Ensaios filosóficos poéticos do Ronald

O mais legal do Ronald Augusto, isso aparece todo dia no trabalho dele, é que ele gosta de falar sobre texto, linguagem, forma. Tá sempre falando de texto, o Ronald. Então eu vim aqui conversar com ele, com vocês, sobre texto, linguagem, literatura.

Nesse livro novo, O regresso pela porta de marfim, a gente encontra a obra do Ronald Augusto em formato diferente. Em geral, ele publica poemas e críticas. Nesse caso, agora, são ensaios filosóficos poéticos. Na ficha catalográfica, o termo é conto, mas eu li assim: ensaios filosóficos poéticos.

### O que se pede
Por favor, liste os assuntos de que Ronald Augusto gosta de falar, segundo o trecho da página.

### Registros extraídos
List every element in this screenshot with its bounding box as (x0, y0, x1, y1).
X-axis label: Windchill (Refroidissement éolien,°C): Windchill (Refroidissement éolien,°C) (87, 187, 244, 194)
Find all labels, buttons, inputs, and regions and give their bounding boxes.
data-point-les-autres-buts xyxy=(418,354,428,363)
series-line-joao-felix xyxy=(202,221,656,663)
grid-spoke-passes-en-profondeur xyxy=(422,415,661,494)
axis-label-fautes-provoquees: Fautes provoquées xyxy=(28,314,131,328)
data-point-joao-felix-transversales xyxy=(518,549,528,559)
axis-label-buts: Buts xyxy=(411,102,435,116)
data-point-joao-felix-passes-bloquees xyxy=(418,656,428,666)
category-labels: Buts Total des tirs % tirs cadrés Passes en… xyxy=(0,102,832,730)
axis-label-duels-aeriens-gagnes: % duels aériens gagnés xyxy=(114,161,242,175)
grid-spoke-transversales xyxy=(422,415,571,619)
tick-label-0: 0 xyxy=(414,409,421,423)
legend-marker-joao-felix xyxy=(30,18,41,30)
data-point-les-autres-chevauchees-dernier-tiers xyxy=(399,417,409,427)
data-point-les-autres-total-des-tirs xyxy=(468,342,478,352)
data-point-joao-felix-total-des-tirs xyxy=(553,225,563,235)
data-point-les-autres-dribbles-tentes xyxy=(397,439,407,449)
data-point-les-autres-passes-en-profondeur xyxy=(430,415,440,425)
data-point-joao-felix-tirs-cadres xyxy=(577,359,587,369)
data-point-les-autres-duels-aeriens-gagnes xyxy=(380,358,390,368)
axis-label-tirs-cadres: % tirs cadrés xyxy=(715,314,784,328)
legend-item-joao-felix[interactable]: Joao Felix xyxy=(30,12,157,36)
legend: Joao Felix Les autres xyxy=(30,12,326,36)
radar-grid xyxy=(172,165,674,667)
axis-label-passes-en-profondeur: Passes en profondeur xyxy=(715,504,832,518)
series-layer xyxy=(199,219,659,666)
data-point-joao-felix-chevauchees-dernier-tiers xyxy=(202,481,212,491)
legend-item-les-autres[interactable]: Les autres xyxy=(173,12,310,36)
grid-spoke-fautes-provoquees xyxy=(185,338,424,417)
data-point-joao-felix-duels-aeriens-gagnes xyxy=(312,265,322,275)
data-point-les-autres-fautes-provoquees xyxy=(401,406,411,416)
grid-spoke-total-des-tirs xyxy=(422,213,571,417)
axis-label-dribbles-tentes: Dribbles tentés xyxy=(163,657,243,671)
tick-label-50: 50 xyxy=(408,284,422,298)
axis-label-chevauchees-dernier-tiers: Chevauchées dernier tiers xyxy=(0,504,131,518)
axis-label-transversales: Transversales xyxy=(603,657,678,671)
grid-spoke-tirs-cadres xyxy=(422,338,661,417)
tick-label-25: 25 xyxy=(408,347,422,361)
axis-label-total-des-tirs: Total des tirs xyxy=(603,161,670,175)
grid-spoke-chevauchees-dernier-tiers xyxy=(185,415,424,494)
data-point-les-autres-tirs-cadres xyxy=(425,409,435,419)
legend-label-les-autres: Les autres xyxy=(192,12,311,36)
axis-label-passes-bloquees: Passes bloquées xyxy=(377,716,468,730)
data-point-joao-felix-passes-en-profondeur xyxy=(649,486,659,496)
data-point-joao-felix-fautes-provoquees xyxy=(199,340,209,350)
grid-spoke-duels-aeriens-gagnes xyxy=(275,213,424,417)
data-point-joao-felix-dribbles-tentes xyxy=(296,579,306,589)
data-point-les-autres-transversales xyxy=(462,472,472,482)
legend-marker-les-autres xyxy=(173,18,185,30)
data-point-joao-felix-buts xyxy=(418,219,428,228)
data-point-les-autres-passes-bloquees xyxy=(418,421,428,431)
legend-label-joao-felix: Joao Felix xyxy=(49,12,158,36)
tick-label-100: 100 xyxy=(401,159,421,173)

### Resposta
Texto, linguagem e forma.